Request
All the data must come back unchanged, except that pictures are left out.

[Data entries]
○ ○ ○ ○ ○

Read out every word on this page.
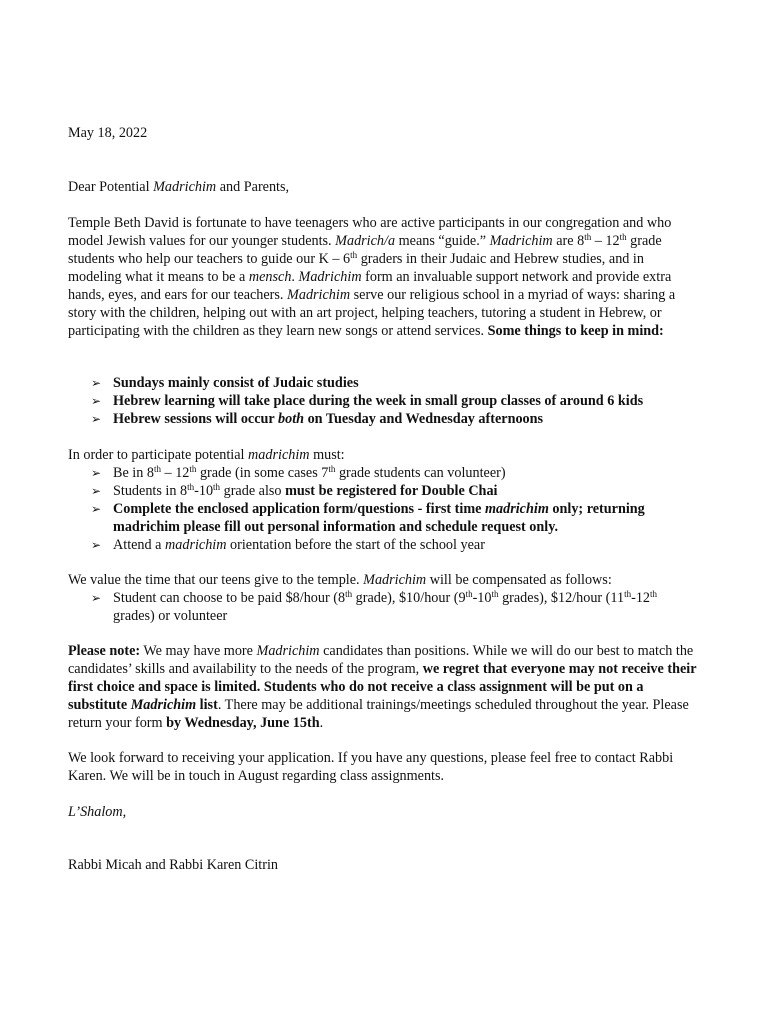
May 18, 2022

Dear Potential Madrichim and Parents,

Temple Beth David is fortunate to have teenagers who are active participants in our congregation and who model Jewish values for our younger students. Madrich/a means “guide.” Madrichim are 8th – 12th grade students who help our teachers to guide our K – 6th graders in their Judaic and Hebrew studies, and in modeling what it means to be a mensch. Madrichim form an invaluable support network and provide extra hands, eyes, and ears for our teachers. Madrichim serve our religious school in a myriad of ways: sharing a story with the children, helping out with an art project, helping teachers, tutoring a student in Hebrew, or participating with the children as they learn new songs or attend services. Some things to keep in mind:

➢ Sundays mainly consist of Judaic studies
➢ Hebrew learning will take place during the week in small group classes of around 6 kids
➢ Hebrew sessions will occur both on Tuesday and Wednesday afternoons

In order to participate potential madrichim must:

➢ Be in 8th – 12th grade (in some cases 7th grade students can volunteer)
➢ Students in 8th-10th grade also must be registered for Double Chai
➢ Complete the enclosed application form/questions - first time madrichim only; returning madrichim please fill out personal information and schedule request only.
➢ Attend a madrichim orientation before the start of the school year

We value the time that our teens give to the temple. Madrichim will be compensated as follows:

➢ Student can choose to be paid $8/hour (8th grade), $10/hour (9th-10th grades), $12/hour (11th-12th grades) or volunteer

Please note: We may have more Madrichim candidates than positions. While we will do our best to match the candidates’ skills and availability to the needs of the program, we regret that everyone may not receive their first choice and space is limited. Students who do not receive a class assignment will be put on a substitute Madrichim list. There may be additional trainings/meetings scheduled throughout the year. Please return your form by Wednesday, June 15th.

We look forward to receiving your application. If you have any questions, please feel free to contact Rabbi Karen. We will be in touch in August regarding class assignments.

L’Shalom,

Rabbi Micah and Rabbi Karen Citrin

○ ○ ○ ○ ○

Finished task
Read out every word on this page.
May 18, 2022

Dear Potential Madrichim and Parents,

Temple Beth David is fortunate to have teenagers who are active participants in our congregation and who model Jewish values for our younger students. Madrich/a means “guide.” Madrichim are 8th – 12th grade students who help our teachers to guide our K – 6th graders in their Judaic and Hebrew studies, and in modeling what it means to be a mensch. Madrichim form an invaluable support network and provide extra hands, eyes, and ears for our teachers. Madrichim serve our religious school in a myriad of ways: sharing a story with the children, helping out with an art project, helping teachers, tutoring a student in Hebrew, or participating with the children as they learn new songs or attend services. Some things to keep in mind:

➢ Sundays mainly consist of Judaic studies
➢ Hebrew learning will take place during the week in small group classes of around 6 kids
➢ Hebrew sessions will occur both on Tuesday and Wednesday afternoons

In order to participate potential madrichim must:

➢ Be in 8th – 12th grade (in some cases 7th grade students can volunteer)
➢ Students in 8th-10th grade also must be registered for Double Chai
➢ Complete the enclosed application form/questions - first time madrichim only; returning madrichim please fill out personal information and schedule request only.
➢ Attend a madrichim orientation before the start of the school year

We value the time that our teens give to the temple. Madrichim will be compensated as follows:

➢ Student can choose to be paid $8/hour (8th grade), $10/hour (9th-10th grades), $12/hour (11th-12th grades) or volunteer

Please note: We may have more Madrichim candidates than positions. While we will do our best to match the candidates’ skills and availability to the needs of the program, we regret that everyone may not receive their first choice and space is limited. Students who do not receive a class assignment will be put on a substitute Madrichim list. There may be additional trainings/meetings scheduled throughout the year. Please return your form by Wednesday, June 15th.

We look forward to receiving your application. If you have any questions, please feel free to contact Rabbi Karen. We will be in touch in August regarding class assignments.

L’Shalom,

Rabbi Micah and Rabbi Karen Citrin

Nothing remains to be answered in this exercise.